## [Problem set]
(1) Answer these questions from the TLS certificate passage:
(a) What format must the certificate and private key files be in?
(b) What name must the secret that stores the certificate files have?
(c) After the secret is created, how much longer should you wait before continuing?
(2) Copy the TLS certificate passage word for word from "The certificate can" to "local file system.".

## [Document passage]
Table of contents

Using a custom TLS certificate for HTTPS connections to the platform

The Cloud Pak for Data installation includes a self-signed TLS certificate that can be used to enable HTTPS connections. By default, this certificate is untrusted by all HTTPS clients. However, you can replace the default certificate with your own TLS certificate.

IBM® Cloud Pak for Data exposes one HTTPS port as the primary access point for the web client and for API requests. On Red Hat® OpenShift®, the port is exposed as an OpenShift route.

Before you begin

Required permissions
To complete this task, you must have one of the following roles:
  • Red Hat OpenShift cluster administrator
  • Red Hat OpenShift project administrator on the project where Cloud Pak for Data is installed

To complete this task, you must have your own certificate and private key file that meet the following requirements:

  • Both files are in PEM format.
  • The certificate is named cert.crt.

    The certificate can be a bundle that contains your server, intermediates, and root certificates concatenated (in the proper order) into one file. The necessary certificates must be enabled as trusted certificates on the clients that connect to the cluster.

  • The private key is named cert.key.

Procedure

To replace the default TLS certificate with your custom TLS certificate:

  1. Place the cert.crt and cert.key files in the same directory on your local file system.
  2. Change to the directory where the files are located.
  3. Connect to your OpenShift cluster:
    oc login OpenShift_URL:port
  4. Set the context to the project where Cloud Pak for Data is deployed:
    oc project Project_name
  5. Create a secret to store your certificate files:
    oc create secret generic external-tls-secret --from-file=cert.crt=./cert.crt --from-file=cert.key=./cert.key --dry-run -o yaml | oc apply -f -
    Important: Do not change the name of the secret. You must use the name external-tls-secret.

    Wait for the command to return a message that the secret was created:

    secret/external-tls-secret created

    Then, wait another minute to ensure that kubelet has sufficient time to detect where the secret will be used and to mount the secret to the ibm-nginx pods.

  6. Reload ibm-nginx:
    for i in `oc get pods | grep ibm-nginx |  cut -f1 -d\ `; do oc exec ${i} -- /scripts/reload.sh; done
    The output should be similar to the following output:
    reloading nginx conf
    Setting up ssl certificate files...
     Custom ssl certificate files were found. Processing them...

## [Data under study]

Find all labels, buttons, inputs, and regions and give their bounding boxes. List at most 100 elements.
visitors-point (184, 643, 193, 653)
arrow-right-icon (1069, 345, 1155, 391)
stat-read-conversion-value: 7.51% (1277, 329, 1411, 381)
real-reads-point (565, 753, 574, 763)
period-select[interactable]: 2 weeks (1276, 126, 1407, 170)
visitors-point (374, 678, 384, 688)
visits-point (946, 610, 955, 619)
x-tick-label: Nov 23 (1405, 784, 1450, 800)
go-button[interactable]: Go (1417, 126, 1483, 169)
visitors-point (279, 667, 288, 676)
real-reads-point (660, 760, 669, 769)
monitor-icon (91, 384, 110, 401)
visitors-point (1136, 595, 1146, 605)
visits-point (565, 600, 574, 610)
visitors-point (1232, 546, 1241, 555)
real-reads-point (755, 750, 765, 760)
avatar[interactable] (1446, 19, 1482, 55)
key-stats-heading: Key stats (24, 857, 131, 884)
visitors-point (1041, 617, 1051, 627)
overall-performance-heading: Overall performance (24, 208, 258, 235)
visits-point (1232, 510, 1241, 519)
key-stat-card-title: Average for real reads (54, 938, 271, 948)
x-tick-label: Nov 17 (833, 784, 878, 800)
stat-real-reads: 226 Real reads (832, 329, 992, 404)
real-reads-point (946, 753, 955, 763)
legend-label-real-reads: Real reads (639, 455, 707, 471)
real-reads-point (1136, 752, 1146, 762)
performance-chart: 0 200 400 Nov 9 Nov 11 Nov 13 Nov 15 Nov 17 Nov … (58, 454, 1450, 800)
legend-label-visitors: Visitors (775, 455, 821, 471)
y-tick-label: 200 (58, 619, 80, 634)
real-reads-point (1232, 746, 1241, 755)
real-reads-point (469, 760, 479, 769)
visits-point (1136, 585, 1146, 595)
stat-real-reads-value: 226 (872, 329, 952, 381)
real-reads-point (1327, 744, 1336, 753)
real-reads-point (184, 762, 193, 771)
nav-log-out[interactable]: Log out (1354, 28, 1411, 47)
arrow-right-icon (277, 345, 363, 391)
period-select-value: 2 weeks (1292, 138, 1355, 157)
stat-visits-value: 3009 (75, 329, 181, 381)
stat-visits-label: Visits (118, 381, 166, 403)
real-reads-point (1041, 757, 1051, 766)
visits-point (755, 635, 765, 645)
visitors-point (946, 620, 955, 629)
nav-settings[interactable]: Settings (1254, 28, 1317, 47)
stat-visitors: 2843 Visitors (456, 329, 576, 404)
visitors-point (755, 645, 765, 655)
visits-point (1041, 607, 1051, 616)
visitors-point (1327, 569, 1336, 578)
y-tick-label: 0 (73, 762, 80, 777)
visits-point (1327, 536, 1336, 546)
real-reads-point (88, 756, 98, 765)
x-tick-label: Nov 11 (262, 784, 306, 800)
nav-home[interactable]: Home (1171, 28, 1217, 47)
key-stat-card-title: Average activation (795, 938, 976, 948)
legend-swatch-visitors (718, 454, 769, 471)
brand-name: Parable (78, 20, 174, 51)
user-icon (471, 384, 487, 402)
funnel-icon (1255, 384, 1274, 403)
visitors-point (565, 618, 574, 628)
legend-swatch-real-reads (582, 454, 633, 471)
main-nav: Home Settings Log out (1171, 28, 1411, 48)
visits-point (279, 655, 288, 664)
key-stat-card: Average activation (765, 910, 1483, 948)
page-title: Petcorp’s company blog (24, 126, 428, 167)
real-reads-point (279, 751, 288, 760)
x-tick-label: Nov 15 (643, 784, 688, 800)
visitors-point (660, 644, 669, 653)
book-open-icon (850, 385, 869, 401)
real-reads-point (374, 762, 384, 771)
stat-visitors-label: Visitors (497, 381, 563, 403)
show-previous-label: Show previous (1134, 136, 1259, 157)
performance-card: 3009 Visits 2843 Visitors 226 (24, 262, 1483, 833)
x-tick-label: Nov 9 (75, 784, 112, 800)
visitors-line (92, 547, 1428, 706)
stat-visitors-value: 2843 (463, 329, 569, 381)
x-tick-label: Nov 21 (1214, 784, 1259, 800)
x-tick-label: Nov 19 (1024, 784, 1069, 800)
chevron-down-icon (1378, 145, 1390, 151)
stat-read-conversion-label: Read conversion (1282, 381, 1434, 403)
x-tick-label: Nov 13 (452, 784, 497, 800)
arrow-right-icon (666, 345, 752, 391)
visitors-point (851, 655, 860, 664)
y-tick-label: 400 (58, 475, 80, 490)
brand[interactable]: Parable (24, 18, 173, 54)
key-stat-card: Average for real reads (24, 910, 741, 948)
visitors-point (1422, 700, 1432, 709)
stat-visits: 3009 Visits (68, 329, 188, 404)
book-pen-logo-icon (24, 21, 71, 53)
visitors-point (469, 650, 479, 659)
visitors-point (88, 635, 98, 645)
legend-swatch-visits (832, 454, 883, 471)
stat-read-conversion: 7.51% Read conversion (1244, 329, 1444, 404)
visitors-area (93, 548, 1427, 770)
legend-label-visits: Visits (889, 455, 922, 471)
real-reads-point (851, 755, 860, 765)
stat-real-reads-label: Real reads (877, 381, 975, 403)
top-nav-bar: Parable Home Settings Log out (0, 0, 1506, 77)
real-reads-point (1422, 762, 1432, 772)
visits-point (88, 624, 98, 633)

## [Answers by task]
(1)
(a) PEM format.
(b) external-tls-secret.
(c) Another minute.

(2)
The certificate can be a bundle that contains your server, intermediates, and root certificates concatenated (in the proper order) into one file. The necessary certificates must be enabled as trusted certificates on the clients that connect to the cluster.

  • The private key is named cert.key.

Procedure

To replace the default TLS certificate with your custom TLS certificate:

  1. Place the cert.crt and cert.key files in the same directory on your local file system.